Repeat the records below exactly as they appear.

########################################

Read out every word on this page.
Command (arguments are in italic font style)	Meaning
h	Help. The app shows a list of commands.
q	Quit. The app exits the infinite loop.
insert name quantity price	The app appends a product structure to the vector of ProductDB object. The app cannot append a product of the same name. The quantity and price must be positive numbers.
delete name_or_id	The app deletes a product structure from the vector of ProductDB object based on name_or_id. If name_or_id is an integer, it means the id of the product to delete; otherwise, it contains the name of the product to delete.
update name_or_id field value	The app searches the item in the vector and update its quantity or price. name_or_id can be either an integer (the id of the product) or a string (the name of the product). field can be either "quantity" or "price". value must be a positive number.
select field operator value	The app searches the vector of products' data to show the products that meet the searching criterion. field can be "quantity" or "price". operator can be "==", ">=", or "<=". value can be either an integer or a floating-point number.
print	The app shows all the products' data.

########################################

Result for this task:
Read out every word on this page.
Command (arguments are in italic font style)	Meaning
h	Help. The app shows a list of commands.
q	Quit. The app exits the infinite loop.
insert name quantity price	The app appends a product structure to the vector of ProductDB object. The app cannot append a product of the same name. The quantity and price must be positive numbers.
delete name_or_id	The app deletes a product structure from the vector of ProductDB object based on name_or_id. If name_or_id is an integer, it means the id of the product to delete; otherwise, it contains the name of the product to delete.
update name_or_id field value	The app searches the item in the vector and update its quantity or price. name_or_id can be either an integer (the id of the product) or a string (the name of the product). field can be either "quantity" or "price". value must be a positive number.
select field operator value	The app searches the vector of products' data to show the products that meet the searching criterion. field can be "quantity" or "price". operator can be "==", ">=", or "<=". value can be either an integer or a floating-point number.
print	The app shows all the products' data.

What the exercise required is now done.